» **What is required**: Each entry must be given again exactly; images do not belong in the copy.

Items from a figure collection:
- - - -

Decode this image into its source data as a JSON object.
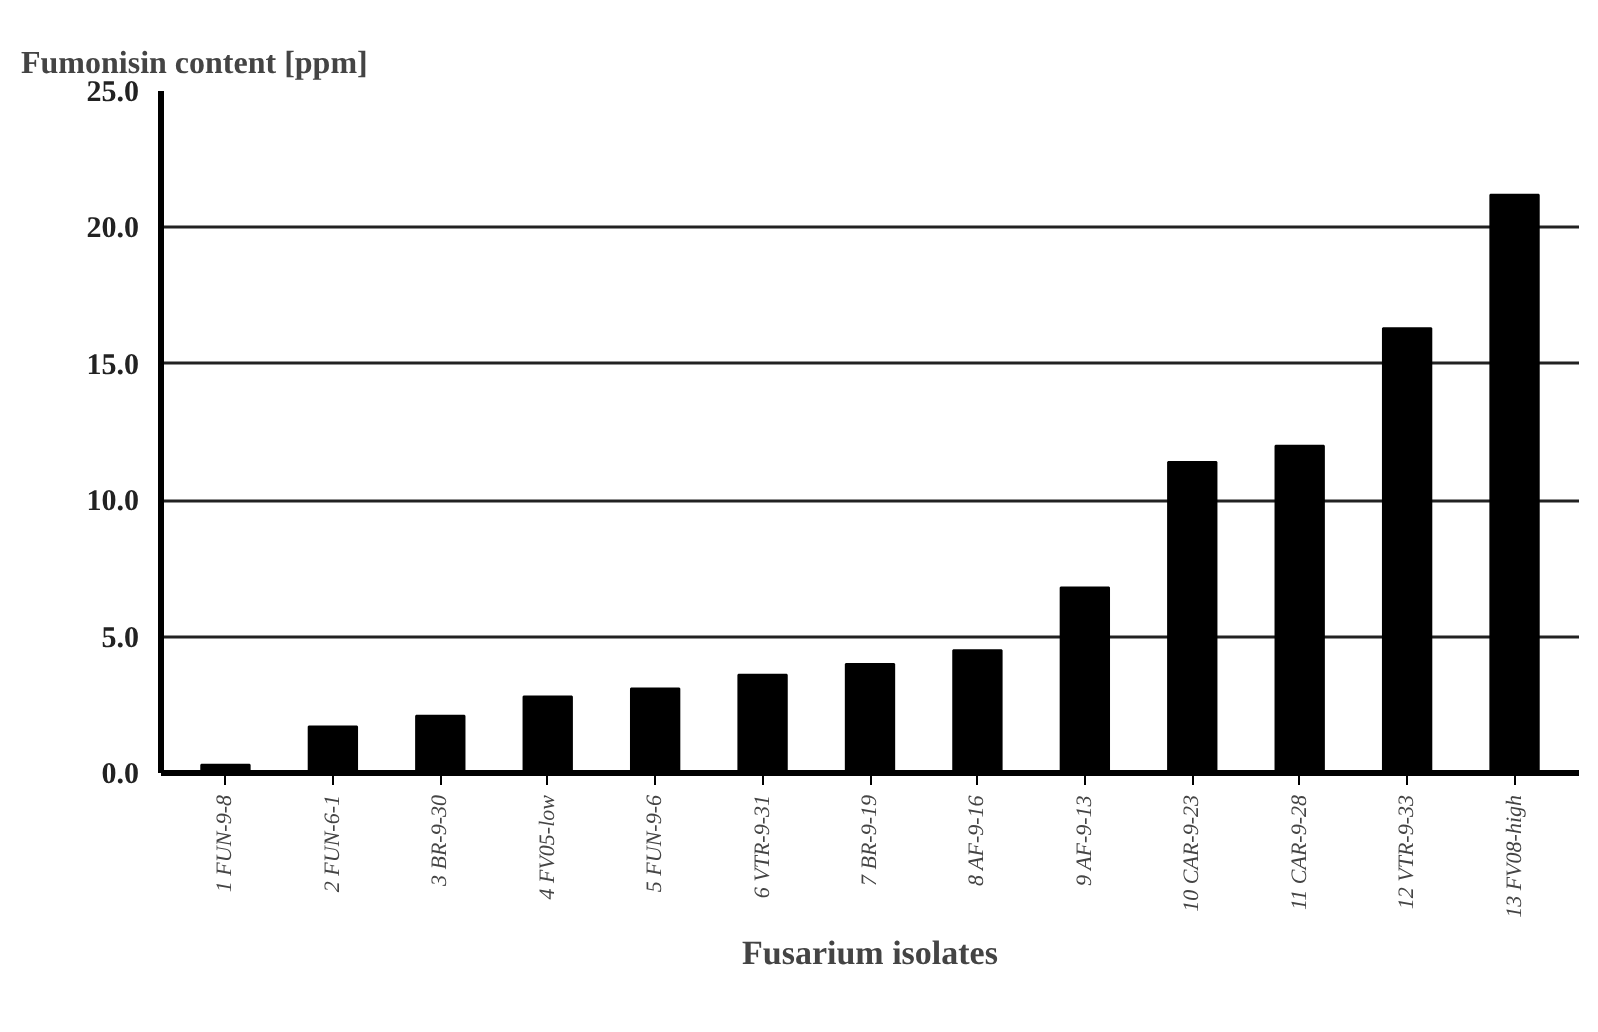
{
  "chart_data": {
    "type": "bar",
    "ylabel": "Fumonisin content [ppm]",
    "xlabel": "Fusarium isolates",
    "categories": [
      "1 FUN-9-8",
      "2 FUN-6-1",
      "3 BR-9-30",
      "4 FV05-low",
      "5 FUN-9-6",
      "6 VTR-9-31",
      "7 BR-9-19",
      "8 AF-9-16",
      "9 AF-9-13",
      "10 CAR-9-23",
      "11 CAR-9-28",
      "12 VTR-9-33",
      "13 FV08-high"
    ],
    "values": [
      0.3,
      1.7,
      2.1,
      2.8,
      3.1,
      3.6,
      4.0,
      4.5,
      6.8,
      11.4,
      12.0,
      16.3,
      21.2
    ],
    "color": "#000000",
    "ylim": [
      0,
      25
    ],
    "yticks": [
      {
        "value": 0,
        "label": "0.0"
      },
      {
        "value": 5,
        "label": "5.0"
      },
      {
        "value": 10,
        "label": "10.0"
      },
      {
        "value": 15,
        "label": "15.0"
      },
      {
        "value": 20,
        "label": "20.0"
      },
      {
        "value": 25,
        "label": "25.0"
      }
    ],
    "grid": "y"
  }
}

- - - -

» **Answer below**:
Decode this image into its source data as a JSON object.
{
  "chart_data": {
    "type": "bar",
    "ylabel": "Fumonisin content [ppm]",
    "xlabel": "Fusarium isolates",
    "categories": [
      "1 FUN-9-8",
      "2 FUN-6-1",
      "3 BR-9-30",
      "4 FV05-low",
      "5 FUN-9-6",
      "6 VTR-9-31",
      "7 BR-9-19",
      "8 AF-9-16",
      "9 AF-9-13",
      "10 CAR-9-23",
      "11 CAR-9-28",
      "12 VTR-9-33",
      "13 FV08-high"
    ],
    "values": [
      0.3,
      1.7,
      2.1,
      2.8,
      3.1,
      3.6,
      4.0,
      4.5,
      6.8,
      11.4,
      12.0,
      16.3,
      21.2
    ],
    "color": "#000000",
    "ylim": [
      0,
      25
    ],
    "yticks": [
      {
        "value": 0,
        "label": "0.0"
      },
      {
        "value": 5,
        "label": "5.0"
      },
      {
        "value": 10,
        "label": "10.0"
      },
      {
        "value": 15,
        "label": "15.0"
      },
      {
        "value": 20,
        "label": "20.0"
      },
      {
        "value": 25,
        "label": "25.0"
      }
    ],
    "grid": "y"
  }
}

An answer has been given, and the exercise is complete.